The task - Wherever the string "Acts" occurs in a line of these records, report that line.
_ _ _ _ _ _ _
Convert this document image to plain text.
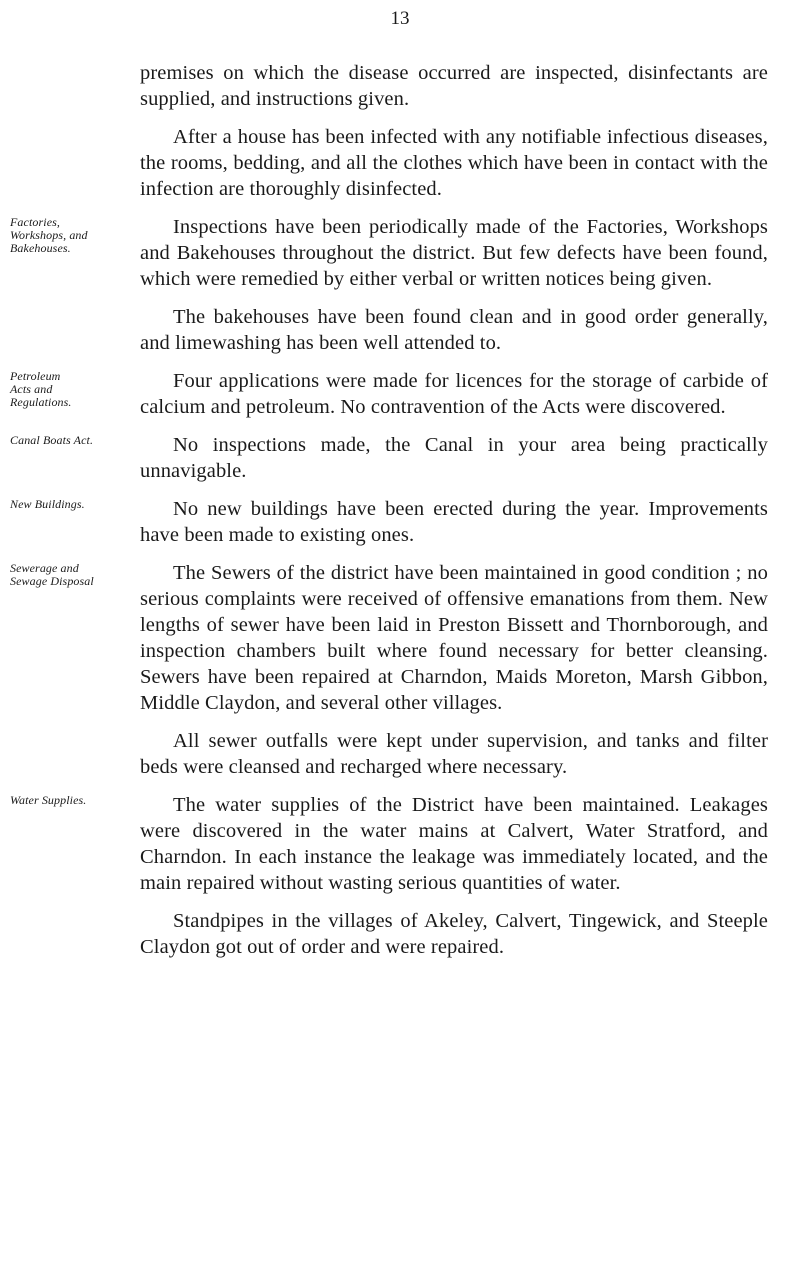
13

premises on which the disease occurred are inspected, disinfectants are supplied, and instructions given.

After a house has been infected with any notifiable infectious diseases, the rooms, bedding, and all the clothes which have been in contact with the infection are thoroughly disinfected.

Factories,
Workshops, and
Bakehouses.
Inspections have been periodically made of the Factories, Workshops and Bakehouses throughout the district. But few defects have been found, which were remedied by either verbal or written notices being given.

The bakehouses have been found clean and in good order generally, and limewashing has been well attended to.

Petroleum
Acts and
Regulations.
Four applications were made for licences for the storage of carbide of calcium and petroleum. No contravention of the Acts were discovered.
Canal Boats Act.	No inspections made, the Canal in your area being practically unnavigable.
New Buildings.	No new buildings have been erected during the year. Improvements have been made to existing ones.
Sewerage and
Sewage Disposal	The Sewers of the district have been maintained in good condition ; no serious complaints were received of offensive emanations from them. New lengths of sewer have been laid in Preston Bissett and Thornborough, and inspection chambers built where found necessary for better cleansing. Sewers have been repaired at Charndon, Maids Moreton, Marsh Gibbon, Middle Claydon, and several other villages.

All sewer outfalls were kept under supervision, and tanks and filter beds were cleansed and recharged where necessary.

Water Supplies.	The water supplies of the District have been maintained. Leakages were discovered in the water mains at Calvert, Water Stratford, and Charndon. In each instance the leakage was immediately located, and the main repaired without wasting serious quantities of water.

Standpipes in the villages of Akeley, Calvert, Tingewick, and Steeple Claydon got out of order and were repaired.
_ _ _ _ _ _ _
Reply -
Acts and
Four applications were made for licences for the storage of carbide of calcium and petroleum. No contravention of the Acts were discovered.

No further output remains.